━━━━━ EXTRACTED MATERIAL ━━━━━

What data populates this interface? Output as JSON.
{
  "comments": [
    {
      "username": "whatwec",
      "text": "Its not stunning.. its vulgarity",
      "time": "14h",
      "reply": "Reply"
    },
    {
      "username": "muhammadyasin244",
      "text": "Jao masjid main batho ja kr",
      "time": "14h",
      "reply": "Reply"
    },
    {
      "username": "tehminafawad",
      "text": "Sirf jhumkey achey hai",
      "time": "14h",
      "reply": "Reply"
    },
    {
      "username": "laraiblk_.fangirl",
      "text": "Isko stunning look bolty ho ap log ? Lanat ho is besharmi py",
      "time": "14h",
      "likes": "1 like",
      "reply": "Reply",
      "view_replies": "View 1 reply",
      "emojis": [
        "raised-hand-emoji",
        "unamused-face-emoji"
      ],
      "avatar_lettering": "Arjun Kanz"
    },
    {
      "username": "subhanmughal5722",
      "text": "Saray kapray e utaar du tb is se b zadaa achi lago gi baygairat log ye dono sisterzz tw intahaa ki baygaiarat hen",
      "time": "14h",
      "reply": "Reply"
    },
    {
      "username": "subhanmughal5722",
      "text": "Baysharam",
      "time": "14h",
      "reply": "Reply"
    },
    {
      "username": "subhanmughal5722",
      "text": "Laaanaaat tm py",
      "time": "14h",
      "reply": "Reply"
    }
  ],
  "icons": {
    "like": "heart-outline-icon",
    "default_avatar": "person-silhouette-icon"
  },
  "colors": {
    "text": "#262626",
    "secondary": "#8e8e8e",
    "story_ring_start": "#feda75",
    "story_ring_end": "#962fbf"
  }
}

━━━━━

■ PROBLEM REQUIREMENTS ■
Print the material once more, exactly.

■ RESULT FOR THIS EXERCISE ■
What data populates this interface? Output as JSON.
{
  "comments": [
    {
      "username": "whatwec",
      "text": "Its not stunning.. its vulgarity",
      "time": "14h",
      "reply": "Reply"
    },
    {
      "username": "muhammadyasin244",
      "text": "Jao masjid main batho ja kr",
      "time": "14h",
      "reply": "Reply"
    },
    {
      "username": "tehminafawad",
      "text": "Sirf jhumkey achey hai",
      "time": "14h",
      "reply": "Reply"
    },
    {
      "username": "laraiblk_.fangirl",
      "text": "Isko stunning look bolty ho ap log ? Lanat ho is besharmi py",
      "time": "14h",
      "likes": "1 like",
      "reply": "Reply",
      "view_replies": "View 1 reply",
      "emojis": [
        "raised-hand-emoji",
        "unamused-face-emoji"
      ],
      "avatar_lettering": "Arjun Kanz"
    },
    {
      "username": "subhanmughal5722",
      "text": "Saray kapray e utaar du tb is se b zadaa achi lago gi baygairat log ye dono sisterzz tw intahaa ki baygaiarat hen",
      "time": "14h",
      "reply": "Reply"
    },
    {
      "username": "subhanmughal5722",
      "text": "Baysharam",
      "time": "14h",
      "reply": "Reply"
    },
    {
      "username": "subhanmughal5722",
      "text": "Laaanaaat tm py",
      "time": "14h",
      "reply": "Reply"
    }
  ],
  "icons": {
    "like": "heart-outline-icon",
    "default_avatar": "person-silhouette-icon"
  },
  "colors": {
    "text": "#262626",
    "secondary": "#8e8e8e",
    "story_ring_start": "#feda75",
    "story_ring_end": "#962fbf"
  }
}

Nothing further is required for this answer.